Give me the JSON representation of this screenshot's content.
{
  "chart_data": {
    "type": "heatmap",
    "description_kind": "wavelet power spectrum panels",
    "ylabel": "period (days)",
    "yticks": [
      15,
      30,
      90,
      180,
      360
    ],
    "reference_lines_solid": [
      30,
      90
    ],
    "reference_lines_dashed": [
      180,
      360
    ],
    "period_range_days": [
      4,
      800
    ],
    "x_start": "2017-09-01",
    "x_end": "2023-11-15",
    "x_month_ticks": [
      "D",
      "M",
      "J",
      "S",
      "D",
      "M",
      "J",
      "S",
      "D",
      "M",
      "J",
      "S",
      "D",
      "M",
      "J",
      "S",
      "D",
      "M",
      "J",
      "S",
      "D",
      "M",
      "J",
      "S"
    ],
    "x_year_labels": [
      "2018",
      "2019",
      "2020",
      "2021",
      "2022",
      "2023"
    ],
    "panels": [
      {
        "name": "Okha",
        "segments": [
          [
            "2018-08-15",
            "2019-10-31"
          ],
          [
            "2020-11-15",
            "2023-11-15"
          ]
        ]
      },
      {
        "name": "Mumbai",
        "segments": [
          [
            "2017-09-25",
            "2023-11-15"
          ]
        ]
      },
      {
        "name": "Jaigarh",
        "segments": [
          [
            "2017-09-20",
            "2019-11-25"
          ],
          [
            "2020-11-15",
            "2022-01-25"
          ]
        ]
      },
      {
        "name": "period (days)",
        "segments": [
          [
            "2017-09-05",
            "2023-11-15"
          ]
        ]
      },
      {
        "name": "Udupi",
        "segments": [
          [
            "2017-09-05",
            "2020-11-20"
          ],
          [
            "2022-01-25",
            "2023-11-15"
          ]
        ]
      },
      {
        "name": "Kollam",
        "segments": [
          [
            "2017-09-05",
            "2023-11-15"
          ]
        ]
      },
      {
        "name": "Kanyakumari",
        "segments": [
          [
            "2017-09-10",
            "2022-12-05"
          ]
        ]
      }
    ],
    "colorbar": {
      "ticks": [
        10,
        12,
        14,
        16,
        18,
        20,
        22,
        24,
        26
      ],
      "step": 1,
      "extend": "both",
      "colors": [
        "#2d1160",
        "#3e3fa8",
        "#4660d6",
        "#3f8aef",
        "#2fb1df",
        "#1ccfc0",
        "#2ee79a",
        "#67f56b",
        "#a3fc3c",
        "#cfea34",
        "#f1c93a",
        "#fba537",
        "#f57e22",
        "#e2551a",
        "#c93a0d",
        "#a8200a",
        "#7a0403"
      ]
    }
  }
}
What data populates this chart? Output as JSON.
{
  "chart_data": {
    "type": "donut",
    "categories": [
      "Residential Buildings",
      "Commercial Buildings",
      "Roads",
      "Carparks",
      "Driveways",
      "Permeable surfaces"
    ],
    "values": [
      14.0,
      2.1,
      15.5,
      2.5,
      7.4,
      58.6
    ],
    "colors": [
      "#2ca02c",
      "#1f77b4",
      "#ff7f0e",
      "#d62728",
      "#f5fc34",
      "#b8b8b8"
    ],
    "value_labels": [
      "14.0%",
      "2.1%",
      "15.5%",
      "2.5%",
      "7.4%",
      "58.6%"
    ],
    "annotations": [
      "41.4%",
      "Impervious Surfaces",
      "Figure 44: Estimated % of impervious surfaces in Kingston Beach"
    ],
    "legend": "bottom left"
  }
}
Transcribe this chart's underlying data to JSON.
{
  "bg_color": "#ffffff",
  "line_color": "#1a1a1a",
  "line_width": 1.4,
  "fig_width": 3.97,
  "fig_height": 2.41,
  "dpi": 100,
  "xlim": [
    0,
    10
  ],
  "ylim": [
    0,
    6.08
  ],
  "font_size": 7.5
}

━━━━

GIVEN PROBLEM
Give all the records again. Match them exactly.

SOLUTION TO THIS PROBLEM
Give me the JSON representation of this screenshot's content.
{
  "chart_data": {
    "type": "heatmap",
    "description_kind": "wavelet power spectrum panels",
    "ylabel": "period (days)",
    "yticks": [
      15,
      30,
      90,
      180,
      360
    ],
    "reference_lines_solid": [
      30,
      90
    ],
    "reference_lines_dashed": [
      180,
      360
    ],
    "period_range_days": [
      4,
      800
    ],
    "x_start": "2017-09-01",
    "x_end": "2023-11-15",
    "x_month_ticks": [
      "D",
      "M",
      "J",
      "S",
      "D",
      "M",
      "J",
      "S",
      "D",
      "M",
      "J",
      "S",
      "D",
      "M",
      "J",
      "S",
      "D",
      "M",
      "J",
      "S",
      "D",
      "M",
      "J",
      "S"
    ],
    "x_year_labels": [
      "2018",
      "2019",
      "2020",
      "2021",
      "2022",
      "2023"
    ],
    "panels": [
      {
        "name": "Okha",
        "segments": [
          [
            "2018-08-15",
            "2019-10-31"
          ],
          [
            "2020-11-15",
            "2023-11-15"
          ]
        ]
      },
      {
        "name": "Mumbai",
        "segments": [
          [
            "2017-09-25",
            "2023-11-15"
          ]
        ]
      },
      {
        "name": "Jaigarh",
        "segments": [
          [
            "2017-09-20",
            "2019-11-25"
          ],
          [
            "2020-11-15",
            "2022-01-25"
          ]
        ]
      },
      {
        "name": "period (days)",
        "segments": [
          [
            "2017-09-05",
            "2023-11-15"
          ]
        ]
      },
      {
        "name": "Udupi",
        "segments": [
          [
            "2017-09-05",
            "2020-11-20"
          ],
          [
            "2022-01-25",
            "2023-11-15"
          ]
        ]
      },
      {
        "name": "Kollam",
        "segments": [
          [
            "2017-09-05",
            "2023-11-15"
          ]
        ]
      },
      {
        "name": "Kanyakumari",
        "segments": [
          [
            "2017-09-10",
            "2022-12-05"
          ]
        ]
      }
    ],
    "colorbar": {
      "ticks": [
        10,
        12,
        14,
        16,
        18,
        20,
        22,
        24,
        26
      ],
      "step": 1,
      "extend": "both",
      "colors": [
        "#2d1160",
        "#3e3fa8",
        "#4660d6",
        "#3f8aef",
        "#2fb1df",
        "#1ccfc0",
        "#2ee79a",
        "#67f56b",
        "#a3fc3c",
        "#cfea34",
        "#f1c93a",
        "#fba537",
        "#f57e22",
        "#e2551a",
        "#c93a0d",
        "#a8200a",
        "#7a0403"
      ]
    }
  }
}
What data populates this chart? Output as JSON.
{
  "chart_data": {
    "type": "donut",
    "categories": [
      "Residential Buildings",
      "Commercial Buildings",
      "Roads",
      "Carparks",
      "Driveways",
      "Permeable surfaces"
    ],
    "values": [
      14.0,
      2.1,
      15.5,
      2.5,
      7.4,
      58.6
    ],
    "colors": [
      "#2ca02c",
      "#1f77b4",
      "#ff7f0e",
      "#d62728",
      "#f5fc34",
      "#b8b8b8"
    ],
    "value_labels": [
      "14.0%",
      "2.1%",
      "15.5%",
      "2.5%",
      "7.4%",
      "58.6%"
    ],
    "annotations": [
      "41.4%",
      "Impervious Surfaces",
      "Figure 44: Estimated % of impervious surfaces in Kingston Beach"
    ],
    "legend": "bottom left"
  }
}
Transcribe this chart's underlying data to JSON.
{
  "bg_color": "#ffffff",
  "line_color": "#1a1a1a",
  "line_width": 1.4,
  "fig_width": 3.97,
  "fig_height": 2.41,
  "dpi": 100,
  "xlim": [
    0,
    10
  ],
  "ylim": [
    0,
    6.08
  ],
  "font_size": 7.5
}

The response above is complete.